> Problem to solve
Read the entries below and pull out each line with the string "寄送地址".

> Entries
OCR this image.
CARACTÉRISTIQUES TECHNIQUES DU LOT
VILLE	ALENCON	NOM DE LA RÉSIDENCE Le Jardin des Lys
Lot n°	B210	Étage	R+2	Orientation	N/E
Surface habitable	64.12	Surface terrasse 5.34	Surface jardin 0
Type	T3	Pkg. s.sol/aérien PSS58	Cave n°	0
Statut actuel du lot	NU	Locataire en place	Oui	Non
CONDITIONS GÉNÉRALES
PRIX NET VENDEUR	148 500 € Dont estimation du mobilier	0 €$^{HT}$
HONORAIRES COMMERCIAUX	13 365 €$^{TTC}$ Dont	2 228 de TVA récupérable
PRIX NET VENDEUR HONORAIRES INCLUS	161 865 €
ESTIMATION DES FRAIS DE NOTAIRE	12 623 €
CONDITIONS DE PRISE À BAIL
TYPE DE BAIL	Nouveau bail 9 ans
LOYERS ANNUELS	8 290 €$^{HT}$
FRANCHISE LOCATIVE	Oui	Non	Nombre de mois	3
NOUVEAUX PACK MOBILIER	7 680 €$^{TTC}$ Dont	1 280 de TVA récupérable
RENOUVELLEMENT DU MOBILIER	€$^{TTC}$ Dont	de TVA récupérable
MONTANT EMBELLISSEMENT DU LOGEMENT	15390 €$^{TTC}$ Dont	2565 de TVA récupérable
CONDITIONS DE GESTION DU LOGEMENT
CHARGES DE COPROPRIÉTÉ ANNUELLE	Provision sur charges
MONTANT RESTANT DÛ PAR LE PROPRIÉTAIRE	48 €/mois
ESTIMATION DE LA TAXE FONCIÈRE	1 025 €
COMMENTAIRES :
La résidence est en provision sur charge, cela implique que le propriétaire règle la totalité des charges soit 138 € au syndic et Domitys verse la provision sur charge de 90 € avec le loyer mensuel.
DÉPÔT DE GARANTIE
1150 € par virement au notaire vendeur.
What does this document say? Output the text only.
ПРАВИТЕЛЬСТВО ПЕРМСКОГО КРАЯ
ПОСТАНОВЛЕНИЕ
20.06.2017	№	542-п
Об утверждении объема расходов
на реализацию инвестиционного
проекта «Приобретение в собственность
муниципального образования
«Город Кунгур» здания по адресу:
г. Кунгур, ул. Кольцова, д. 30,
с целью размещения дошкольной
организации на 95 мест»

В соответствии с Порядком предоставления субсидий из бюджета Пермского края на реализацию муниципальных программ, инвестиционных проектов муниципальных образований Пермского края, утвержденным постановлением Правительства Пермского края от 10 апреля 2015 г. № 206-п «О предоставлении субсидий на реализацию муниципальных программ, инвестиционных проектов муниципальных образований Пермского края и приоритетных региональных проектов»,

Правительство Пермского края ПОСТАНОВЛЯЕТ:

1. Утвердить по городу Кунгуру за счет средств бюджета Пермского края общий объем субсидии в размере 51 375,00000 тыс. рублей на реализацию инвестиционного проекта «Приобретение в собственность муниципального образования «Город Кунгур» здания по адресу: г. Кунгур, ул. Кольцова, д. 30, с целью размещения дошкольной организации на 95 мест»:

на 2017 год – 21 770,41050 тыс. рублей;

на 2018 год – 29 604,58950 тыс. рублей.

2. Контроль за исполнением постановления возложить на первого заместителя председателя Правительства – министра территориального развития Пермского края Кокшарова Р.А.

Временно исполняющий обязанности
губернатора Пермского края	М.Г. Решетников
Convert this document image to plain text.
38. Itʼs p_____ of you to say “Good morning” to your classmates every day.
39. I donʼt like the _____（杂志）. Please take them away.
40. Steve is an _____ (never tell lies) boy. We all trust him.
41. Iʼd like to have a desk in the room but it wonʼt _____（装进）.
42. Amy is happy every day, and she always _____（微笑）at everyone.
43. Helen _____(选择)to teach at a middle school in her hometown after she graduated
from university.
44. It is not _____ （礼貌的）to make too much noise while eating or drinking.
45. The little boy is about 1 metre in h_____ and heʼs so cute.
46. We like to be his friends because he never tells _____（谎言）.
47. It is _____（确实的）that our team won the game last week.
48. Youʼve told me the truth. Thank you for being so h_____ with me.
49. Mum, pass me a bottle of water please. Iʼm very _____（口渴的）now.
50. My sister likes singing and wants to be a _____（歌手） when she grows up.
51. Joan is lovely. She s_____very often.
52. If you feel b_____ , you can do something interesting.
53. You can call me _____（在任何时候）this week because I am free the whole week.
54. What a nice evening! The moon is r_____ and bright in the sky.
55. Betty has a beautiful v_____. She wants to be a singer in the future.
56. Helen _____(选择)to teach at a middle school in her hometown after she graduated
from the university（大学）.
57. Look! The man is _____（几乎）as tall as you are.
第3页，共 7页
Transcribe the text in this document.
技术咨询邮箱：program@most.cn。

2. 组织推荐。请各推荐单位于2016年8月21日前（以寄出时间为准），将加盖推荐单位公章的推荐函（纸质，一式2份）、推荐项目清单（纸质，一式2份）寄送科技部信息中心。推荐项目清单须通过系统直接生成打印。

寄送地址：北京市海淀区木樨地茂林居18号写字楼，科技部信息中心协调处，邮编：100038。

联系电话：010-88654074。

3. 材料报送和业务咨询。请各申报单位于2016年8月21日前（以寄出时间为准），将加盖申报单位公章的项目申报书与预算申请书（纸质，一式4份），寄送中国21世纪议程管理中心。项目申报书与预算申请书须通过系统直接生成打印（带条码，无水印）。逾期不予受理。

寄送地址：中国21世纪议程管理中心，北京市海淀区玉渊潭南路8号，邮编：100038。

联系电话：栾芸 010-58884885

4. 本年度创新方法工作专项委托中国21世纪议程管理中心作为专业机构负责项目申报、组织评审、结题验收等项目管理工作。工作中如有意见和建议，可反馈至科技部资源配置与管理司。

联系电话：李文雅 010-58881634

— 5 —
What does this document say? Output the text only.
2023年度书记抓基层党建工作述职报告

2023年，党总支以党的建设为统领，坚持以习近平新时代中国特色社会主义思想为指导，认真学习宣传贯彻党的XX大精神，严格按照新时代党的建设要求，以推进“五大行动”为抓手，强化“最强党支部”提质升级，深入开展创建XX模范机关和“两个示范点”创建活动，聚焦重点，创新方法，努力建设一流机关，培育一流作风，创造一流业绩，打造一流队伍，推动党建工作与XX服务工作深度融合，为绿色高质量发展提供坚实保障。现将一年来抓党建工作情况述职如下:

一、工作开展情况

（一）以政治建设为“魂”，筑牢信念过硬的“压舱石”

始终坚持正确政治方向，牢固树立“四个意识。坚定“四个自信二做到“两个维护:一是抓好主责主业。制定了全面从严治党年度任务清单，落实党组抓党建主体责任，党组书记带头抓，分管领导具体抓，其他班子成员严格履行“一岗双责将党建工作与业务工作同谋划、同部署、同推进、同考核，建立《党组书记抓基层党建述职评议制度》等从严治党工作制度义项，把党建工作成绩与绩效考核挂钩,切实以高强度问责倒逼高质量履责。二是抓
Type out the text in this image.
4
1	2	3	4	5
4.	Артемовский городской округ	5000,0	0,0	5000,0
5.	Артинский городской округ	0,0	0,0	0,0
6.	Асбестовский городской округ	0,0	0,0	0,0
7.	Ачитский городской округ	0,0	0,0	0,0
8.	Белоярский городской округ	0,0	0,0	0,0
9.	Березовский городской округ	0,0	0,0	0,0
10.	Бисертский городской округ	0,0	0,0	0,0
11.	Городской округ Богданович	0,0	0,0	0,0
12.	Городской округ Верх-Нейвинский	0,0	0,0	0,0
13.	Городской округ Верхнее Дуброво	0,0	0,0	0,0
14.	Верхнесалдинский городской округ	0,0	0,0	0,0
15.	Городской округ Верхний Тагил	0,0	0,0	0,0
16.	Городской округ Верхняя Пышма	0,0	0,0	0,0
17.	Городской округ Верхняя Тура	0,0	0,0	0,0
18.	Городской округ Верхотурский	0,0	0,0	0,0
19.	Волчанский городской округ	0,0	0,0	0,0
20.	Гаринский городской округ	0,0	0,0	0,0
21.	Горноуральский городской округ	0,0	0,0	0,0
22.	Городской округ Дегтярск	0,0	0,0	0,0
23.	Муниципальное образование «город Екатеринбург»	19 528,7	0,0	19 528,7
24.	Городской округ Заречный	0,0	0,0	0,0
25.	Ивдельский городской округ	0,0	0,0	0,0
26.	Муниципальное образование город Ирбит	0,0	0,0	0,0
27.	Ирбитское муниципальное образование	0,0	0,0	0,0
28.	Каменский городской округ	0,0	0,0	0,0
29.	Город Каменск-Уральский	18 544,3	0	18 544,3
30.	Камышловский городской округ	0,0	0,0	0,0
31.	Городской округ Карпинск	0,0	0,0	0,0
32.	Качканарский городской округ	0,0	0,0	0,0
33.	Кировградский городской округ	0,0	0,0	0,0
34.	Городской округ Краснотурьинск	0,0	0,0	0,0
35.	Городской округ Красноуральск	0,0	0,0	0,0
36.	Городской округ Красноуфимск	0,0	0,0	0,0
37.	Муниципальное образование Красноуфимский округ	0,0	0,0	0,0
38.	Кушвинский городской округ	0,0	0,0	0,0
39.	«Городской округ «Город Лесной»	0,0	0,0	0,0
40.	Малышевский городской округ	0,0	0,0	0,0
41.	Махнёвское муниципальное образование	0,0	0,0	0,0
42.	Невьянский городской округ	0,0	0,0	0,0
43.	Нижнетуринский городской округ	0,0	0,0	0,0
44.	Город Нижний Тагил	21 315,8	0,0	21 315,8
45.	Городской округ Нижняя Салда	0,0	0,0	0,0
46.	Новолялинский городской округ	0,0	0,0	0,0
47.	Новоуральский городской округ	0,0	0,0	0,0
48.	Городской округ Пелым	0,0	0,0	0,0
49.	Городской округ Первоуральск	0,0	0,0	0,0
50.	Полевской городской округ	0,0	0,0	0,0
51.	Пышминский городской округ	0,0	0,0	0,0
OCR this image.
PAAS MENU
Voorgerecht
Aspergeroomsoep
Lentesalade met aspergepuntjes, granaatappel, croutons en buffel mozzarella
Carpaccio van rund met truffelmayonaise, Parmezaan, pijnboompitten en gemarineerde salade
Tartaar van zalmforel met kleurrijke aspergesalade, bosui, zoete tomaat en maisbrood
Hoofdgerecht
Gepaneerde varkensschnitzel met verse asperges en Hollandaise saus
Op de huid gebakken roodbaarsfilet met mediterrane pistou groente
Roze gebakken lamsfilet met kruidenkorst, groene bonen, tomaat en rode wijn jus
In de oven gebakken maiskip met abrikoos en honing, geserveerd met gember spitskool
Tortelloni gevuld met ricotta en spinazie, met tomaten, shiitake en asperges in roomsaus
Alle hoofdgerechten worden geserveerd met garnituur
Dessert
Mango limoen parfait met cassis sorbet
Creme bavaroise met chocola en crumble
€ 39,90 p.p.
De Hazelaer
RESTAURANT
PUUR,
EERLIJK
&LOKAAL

> Full output
寄送地址：北京市海淀区木樨地茂林居18号写字楼，科技部信息中心协调处，邮编：100038。
寄送地址：中国21世纪议程管理中心，北京市海淀区玉渊潭南路8号，邮编：100038。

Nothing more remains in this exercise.